BLADE RUNER 

Nurieta González Sebastiá

Ángeles Martín González
angeles@escuelagestalt.es

Algunas veces surgen en los talleres trabajos sobre películas. Los héroes del cine marcan de forma muy profunda la vida de las personas. Así, un participante dice “soy un cazador de replicantes, los replicantes se parecen cada vez más a los humanos y a nosotros no nos gustan los replicantes porque han decidido no trabajar como los han creado, como esclavos, sino que se desconectan del ritmo marcado y no trabajan como robots. Yo soy el cazador y soy muy bueno en lo que hago, sólo me queda una serie que tiene demasiados sentimientos. Sólo me queda el líder y cuando estoy a punto de matarlo me doy cuenta de que algo no cuadra, ¿cómo voy a matar algo tan bonito?”. Un relato que está hablando de su pelea con sentimientos que son “demasiados sentimientos”, con la necesidad de matarlos y con el miedo a hacerlo.

__INSTRUCCIONES DE LA TAREA__: Reproduce íntegro y sin cambios el texto de arriba sobre los replicantes.

(Datos de análisis de la maquetación de página)
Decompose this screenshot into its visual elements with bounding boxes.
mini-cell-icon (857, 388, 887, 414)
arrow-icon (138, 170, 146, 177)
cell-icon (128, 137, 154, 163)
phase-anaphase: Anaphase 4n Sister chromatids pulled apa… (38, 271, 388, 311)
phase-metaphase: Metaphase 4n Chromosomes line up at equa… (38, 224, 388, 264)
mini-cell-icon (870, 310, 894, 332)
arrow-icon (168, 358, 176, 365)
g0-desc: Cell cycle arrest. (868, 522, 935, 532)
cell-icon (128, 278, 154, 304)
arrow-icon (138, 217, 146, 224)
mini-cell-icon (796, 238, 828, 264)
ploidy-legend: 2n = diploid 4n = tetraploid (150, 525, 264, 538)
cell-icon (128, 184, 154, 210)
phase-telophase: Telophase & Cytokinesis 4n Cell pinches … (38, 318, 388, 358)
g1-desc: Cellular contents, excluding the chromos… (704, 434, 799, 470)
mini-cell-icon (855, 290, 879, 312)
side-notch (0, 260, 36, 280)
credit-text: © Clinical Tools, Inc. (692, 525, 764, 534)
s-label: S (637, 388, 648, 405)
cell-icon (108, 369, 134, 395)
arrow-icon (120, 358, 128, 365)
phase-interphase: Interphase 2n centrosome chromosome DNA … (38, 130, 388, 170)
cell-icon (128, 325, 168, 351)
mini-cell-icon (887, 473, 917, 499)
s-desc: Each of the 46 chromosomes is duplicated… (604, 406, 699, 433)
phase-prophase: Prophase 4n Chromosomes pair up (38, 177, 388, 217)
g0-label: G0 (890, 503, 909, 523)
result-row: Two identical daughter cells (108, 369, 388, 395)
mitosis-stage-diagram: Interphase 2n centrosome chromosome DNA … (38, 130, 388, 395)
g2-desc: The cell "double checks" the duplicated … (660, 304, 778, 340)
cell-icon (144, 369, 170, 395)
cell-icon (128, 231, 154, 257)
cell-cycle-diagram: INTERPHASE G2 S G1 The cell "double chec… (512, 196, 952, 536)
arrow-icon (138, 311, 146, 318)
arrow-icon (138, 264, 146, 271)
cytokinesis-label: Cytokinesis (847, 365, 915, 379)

__TU SOLUCIÓN__:
BLADE RUNER 

Nurieta González Sebastiá

Ángeles Martín González
angeles@escuelagestalt.es

Algunas veces surgen en los talleres trabajos sobre películas. Los héroes del cine marcan de forma muy profunda la vida de las personas. Así, un participante dice “soy un cazador de replicantes, los replicantes se parecen cada vez más a los humanos y a nosotros no nos gustan los replicantes porque han decidido no trabajar como los han creado, como esclavos, sino que se desconectan del ritmo marcado y no trabajan como robots. Yo soy el cazador y soy muy bueno en lo que hago, sólo me queda una serie que tiene demasiados sentimientos. Sólo me queda el líder y cuando estoy a punto de matarlo me doy cuenta de que algo no cuadra, ¿cómo voy a matar algo tan bonito?”. Un relato que está hablando de su pelea con sentimientos que son “demasiados sentimientos”, con la necesidad de matarlos y con el miedo a hacerlo.